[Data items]
────────────────────────────────────────
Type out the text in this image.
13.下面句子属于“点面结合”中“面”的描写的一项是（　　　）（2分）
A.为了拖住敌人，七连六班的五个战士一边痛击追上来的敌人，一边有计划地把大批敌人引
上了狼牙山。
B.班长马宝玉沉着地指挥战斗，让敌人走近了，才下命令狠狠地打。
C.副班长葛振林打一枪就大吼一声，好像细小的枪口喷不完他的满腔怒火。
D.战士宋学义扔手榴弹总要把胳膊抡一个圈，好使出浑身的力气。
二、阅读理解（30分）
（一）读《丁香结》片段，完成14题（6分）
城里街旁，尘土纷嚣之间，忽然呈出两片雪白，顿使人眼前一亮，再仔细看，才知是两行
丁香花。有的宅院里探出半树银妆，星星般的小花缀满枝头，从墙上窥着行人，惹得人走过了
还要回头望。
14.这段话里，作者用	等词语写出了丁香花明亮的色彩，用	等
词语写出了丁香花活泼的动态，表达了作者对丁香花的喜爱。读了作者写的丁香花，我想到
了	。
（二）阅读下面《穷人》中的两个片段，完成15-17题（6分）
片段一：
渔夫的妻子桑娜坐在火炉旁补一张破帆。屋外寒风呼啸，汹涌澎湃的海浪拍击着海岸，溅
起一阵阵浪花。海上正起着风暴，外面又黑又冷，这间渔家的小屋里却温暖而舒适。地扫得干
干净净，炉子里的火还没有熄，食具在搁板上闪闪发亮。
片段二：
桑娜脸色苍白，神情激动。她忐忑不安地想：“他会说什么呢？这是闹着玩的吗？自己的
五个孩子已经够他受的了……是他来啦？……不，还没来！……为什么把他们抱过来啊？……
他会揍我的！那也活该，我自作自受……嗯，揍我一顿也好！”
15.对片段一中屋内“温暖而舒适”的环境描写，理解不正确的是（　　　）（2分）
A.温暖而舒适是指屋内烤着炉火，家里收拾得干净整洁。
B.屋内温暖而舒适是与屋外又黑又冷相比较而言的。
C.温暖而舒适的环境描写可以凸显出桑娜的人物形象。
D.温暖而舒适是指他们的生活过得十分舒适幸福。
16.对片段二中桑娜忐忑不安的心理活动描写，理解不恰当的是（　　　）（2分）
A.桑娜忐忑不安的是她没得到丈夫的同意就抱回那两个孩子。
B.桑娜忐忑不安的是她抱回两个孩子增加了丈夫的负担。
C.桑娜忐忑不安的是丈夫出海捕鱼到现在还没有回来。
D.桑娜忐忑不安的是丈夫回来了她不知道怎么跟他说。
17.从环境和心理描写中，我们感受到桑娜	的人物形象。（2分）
────────────────────────────────────────
→ **The problem**: Copy each record from above exactly, and include every line.

→ **Solution**:
Type out the text in this image.
13.下面句子属于“点面结合”中“面”的描写的一项是（　　　）（2分）
A.为了拖住敌人，七连六班的五个战士一边痛击追上来的敌人，一边有计划地把大批敌人引
上了狼牙山。
B.班长马宝玉沉着地指挥战斗，让敌人走近了，才下命令狠狠地打。
C.副班长葛振林打一枪就大吼一声，好像细小的枪口喷不完他的满腔怒火。
D.战士宋学义扔手榴弹总要把胳膊抡一个圈，好使出浑身的力气。
二、阅读理解（30分）
（一）读《丁香结》片段，完成14题（6分）
城里街旁，尘土纷嚣之间，忽然呈出两片雪白，顿使人眼前一亮，再仔细看，才知是两行
丁香花。有的宅院里探出半树银妆，星星般的小花缀满枝头，从墙上窥着行人，惹得人走过了
还要回头望。
14.这段话里，作者用	等词语写出了丁香花明亮的色彩，用	等
词语写出了丁香花活泼的动态，表达了作者对丁香花的喜爱。读了作者写的丁香花，我想到
了	。
（二）阅读下面《穷人》中的两个片段，完成15-17题（6分）
片段一：
渔夫的妻子桑娜坐在火炉旁补一张破帆。屋外寒风呼啸，汹涌澎湃的海浪拍击着海岸，溅
起一阵阵浪花。海上正起着风暴，外面又黑又冷，这间渔家的小屋里却温暖而舒适。地扫得干
干净净，炉子里的火还没有熄，食具在搁板上闪闪发亮。
片段二：
桑娜脸色苍白，神情激动。她忐忑不安地想：“他会说什么呢？这是闹着玩的吗？自己的
五个孩子已经够他受的了……是他来啦？……不，还没来！……为什么把他们抱过来啊？……
他会揍我的！那也活该，我自作自受……嗯，揍我一顿也好！”
15.对片段一中屋内“温暖而舒适”的环境描写，理解不正确的是（　　　）（2分）
A.温暖而舒适是指屋内烤着炉火，家里收拾得干净整洁。
B.屋内温暖而舒适是与屋外又黑又冷相比较而言的。
C.温暖而舒适的环境描写可以凸显出桑娜的人物形象。
D.温暖而舒适是指他们的生活过得十分舒适幸福。
16.对片段二中桑娜忐忑不安的心理活动描写，理解不恰当的是（　　　）（2分）
A.桑娜忐忑不安的是她没得到丈夫的同意就抱回那两个孩子。
B.桑娜忐忑不安的是她抱回两个孩子增加了丈夫的负担。
C.桑娜忐忑不安的是丈夫出海捕鱼到现在还没有回来。
D.桑娜忐忑不安的是丈夫回来了她不知道怎么跟他说。
17.从环境和心理描写中，我们感受到桑娜	的人物形象。（2分）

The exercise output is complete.